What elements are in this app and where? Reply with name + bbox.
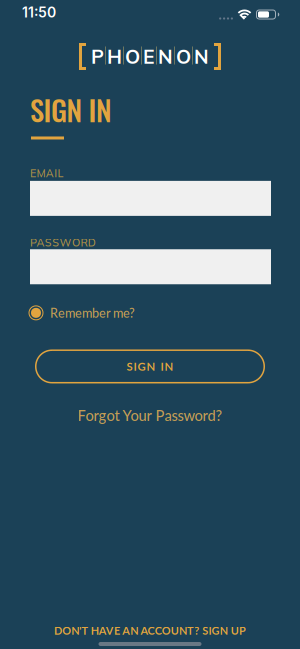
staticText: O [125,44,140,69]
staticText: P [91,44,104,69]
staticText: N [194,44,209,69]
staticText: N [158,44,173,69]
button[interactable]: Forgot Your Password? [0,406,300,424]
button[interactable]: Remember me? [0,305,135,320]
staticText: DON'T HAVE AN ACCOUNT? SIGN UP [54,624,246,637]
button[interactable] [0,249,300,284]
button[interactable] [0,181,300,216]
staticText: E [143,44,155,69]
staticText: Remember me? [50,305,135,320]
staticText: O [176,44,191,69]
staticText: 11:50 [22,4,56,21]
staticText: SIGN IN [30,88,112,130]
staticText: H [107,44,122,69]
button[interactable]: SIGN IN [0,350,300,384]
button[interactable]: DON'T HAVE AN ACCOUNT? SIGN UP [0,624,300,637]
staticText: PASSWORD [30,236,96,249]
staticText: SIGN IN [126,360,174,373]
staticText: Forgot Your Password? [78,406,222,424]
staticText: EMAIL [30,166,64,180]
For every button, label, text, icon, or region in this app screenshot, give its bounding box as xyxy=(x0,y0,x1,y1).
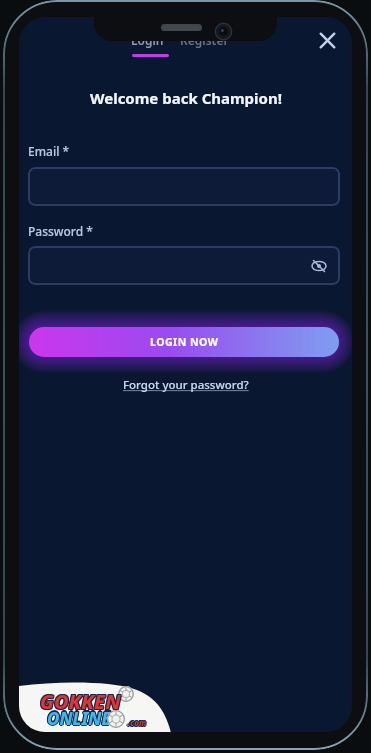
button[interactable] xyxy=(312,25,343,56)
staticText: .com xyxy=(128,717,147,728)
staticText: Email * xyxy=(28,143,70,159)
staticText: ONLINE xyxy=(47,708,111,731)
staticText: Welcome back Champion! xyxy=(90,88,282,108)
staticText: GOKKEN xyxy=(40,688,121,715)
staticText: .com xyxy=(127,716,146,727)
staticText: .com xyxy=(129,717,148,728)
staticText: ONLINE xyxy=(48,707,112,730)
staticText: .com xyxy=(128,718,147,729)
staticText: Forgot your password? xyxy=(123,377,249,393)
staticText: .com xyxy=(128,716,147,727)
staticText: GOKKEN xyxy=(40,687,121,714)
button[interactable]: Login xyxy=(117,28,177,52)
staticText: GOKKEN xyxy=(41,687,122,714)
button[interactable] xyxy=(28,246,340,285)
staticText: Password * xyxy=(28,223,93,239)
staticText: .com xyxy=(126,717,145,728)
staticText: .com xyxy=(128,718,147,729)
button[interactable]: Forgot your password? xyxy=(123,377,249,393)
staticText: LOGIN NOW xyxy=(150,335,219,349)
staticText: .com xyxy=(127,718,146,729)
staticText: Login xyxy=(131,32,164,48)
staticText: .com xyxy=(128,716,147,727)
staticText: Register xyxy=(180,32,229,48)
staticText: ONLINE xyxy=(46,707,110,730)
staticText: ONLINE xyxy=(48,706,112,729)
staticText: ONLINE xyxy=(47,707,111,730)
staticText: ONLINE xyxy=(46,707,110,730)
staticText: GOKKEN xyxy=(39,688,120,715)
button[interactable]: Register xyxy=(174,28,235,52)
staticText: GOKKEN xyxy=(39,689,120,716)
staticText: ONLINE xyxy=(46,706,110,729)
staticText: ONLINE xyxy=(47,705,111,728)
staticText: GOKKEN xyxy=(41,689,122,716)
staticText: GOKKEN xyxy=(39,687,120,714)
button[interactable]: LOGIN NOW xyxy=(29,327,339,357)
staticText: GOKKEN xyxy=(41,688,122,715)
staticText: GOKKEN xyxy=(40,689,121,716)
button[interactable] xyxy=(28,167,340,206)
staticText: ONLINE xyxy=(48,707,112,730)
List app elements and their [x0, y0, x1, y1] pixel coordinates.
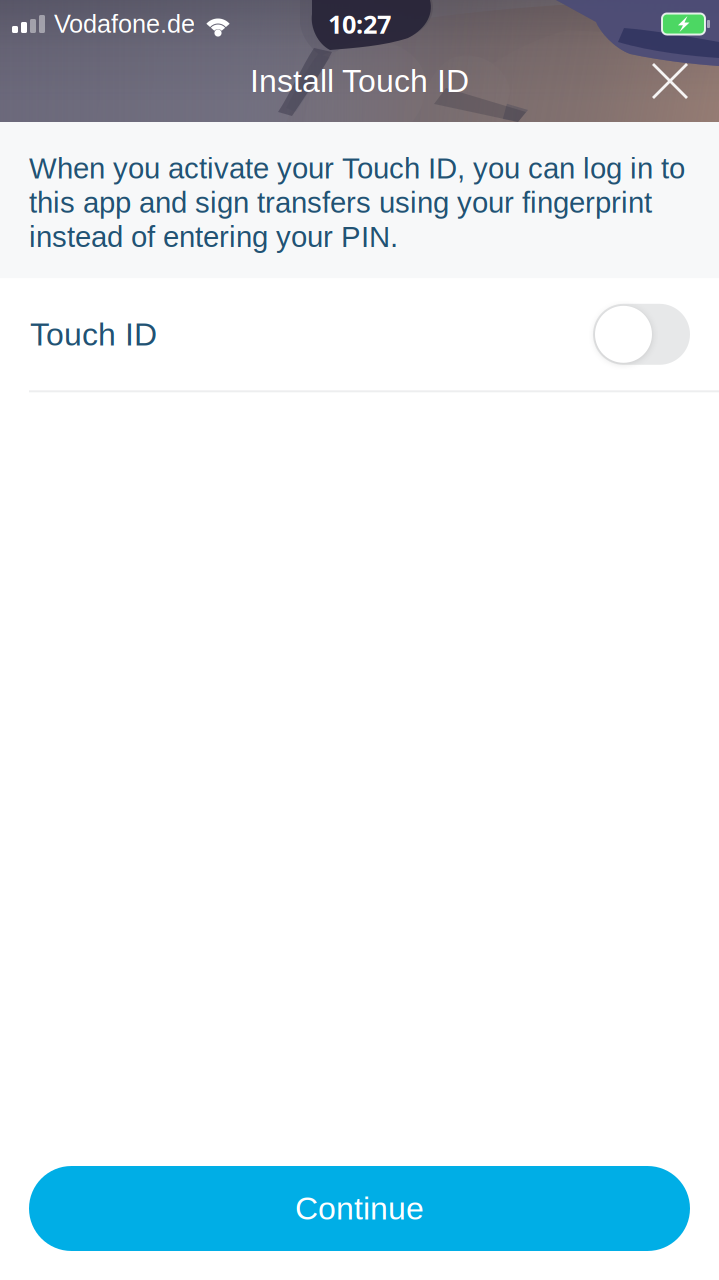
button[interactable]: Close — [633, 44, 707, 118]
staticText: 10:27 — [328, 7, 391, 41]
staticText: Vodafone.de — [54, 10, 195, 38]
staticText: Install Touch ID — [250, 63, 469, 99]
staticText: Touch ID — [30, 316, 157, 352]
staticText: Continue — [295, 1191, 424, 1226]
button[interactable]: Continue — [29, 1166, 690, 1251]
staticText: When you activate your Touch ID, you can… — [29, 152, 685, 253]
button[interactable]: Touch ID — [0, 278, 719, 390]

STATED EXERCISE:
Edit these lines so that every "Touch ID" becomes "Face ID" and nothing else changes, then give all the lines again without the pictures.

FULL OUTPUT:
What elements are in this app and where? Reply with name + bbox.
staticText: O [125,44,140,69]
staticText: P [91,44,104,69]
staticText: N [194,44,209,69]
staticText: N [158,44,173,69]
button[interactable]: Forgot Your Password? [0,406,300,424]
button[interactable]: Remember me? [0,305,135,320]
staticText: DON'T HAVE AN ACCOUNT? SIGN UP [54,624,246,637]
button[interactable] [0,249,300,284]
button[interactable] [0,181,300,216]
staticText: E [143,44,155,69]
staticText: Remember me? [50,305,135,320]
staticText: O [176,44,191,69]
staticText: 11:50 [22,4,56,21]
staticText: SIGN IN [30,88,112,130]
staticText: H [107,44,122,69]
button[interactable]: SIGN IN [0,350,300,384]
button[interactable]: DON'T HAVE AN ACCOUNT? SIGN UP [0,624,300,637]
staticText: PASSWORD [30,236,96,249]
staticText: SIGN IN [126,360,174,373]
staticText: Forgot Your Password? [78,406,222,424]
staticText: EMAIL [30,166,64,180]
For every button, label, text, icon, or region in this app screenshot, give its bounding box as xyxy=(x0,y0,x1,y1).
button[interactable] xyxy=(312,25,343,56)
staticText: .com xyxy=(128,717,147,728)
staticText: Email * xyxy=(28,143,70,159)
staticText: ONLINE xyxy=(47,708,111,731)
staticText: Welcome back Champion! xyxy=(90,88,282,108)
staticText: GOKKEN xyxy=(40,688,121,715)
staticText: .com xyxy=(127,716,146,727)
staticText: .com xyxy=(129,717,148,728)
staticText: ONLINE xyxy=(48,707,112,730)
staticText: .com xyxy=(128,718,147,729)
staticText: Forgot your password? xyxy=(123,377,249,393)
staticText: .com xyxy=(128,716,147,727)
staticText: GOKKEN xyxy=(40,687,121,714)
button[interactable]: Login xyxy=(117,28,177,52)
staticText: GOKKEN xyxy=(41,687,122,714)
button[interactable] xyxy=(28,246,340,285)
staticText: Password * xyxy=(28,223,93,239)
staticText: .com xyxy=(126,717,145,728)
staticText: .com xyxy=(128,718,147,729)
button[interactable]: Forgot your password? xyxy=(123,377,249,393)
staticText: LOGIN NOW xyxy=(150,335,219,349)
staticText: .com xyxy=(127,718,146,729)
staticText: Login xyxy=(131,32,164,48)
staticText: .com xyxy=(128,716,147,727)
staticText: Register xyxy=(180,32,229,48)
staticText: ONLINE xyxy=(46,707,110,730)
staticText: ONLINE xyxy=(48,706,112,729)
staticText: ONLINE xyxy=(47,707,111,730)
staticText: ONLINE xyxy=(46,707,110,730)
staticText: GOKKEN xyxy=(39,688,120,715)
button[interactable]: Register xyxy=(174,28,235,52)
staticText: GOKKEN xyxy=(39,689,120,716)
staticText: ONLINE xyxy=(46,706,110,729)
staticText: ONLINE xyxy=(47,705,111,728)
staticText: GOKKEN xyxy=(41,689,122,716)
staticText: GOKKEN xyxy=(39,687,120,714)
button[interactable]: LOGIN NOW xyxy=(29,327,339,357)
staticText: GOKKEN xyxy=(41,688,122,715)
staticText: GOKKEN xyxy=(40,689,121,716)
button[interactable] xyxy=(28,167,340,206)
staticText: ONLINE xyxy=(48,707,112,730)
List app elements and their [x0, y0, x1, y1] pixel coordinates.
button[interactable]: Close — [633, 44, 707, 118]
staticText: 10:27 — [328, 7, 391, 41]
staticText: Vodafone.de — [54, 10, 195, 38]
staticText: Install Face ID — [250, 63, 469, 99]
staticText: Face ID — [30, 316, 157, 352]
staticText: Continue — [295, 1191, 424, 1226]
button[interactable]: Continue — [29, 1166, 690, 1251]
staticText: When you activate your Face ID, you can… — [29, 152, 685, 253]
button[interactable]: Face ID — [0, 278, 719, 390]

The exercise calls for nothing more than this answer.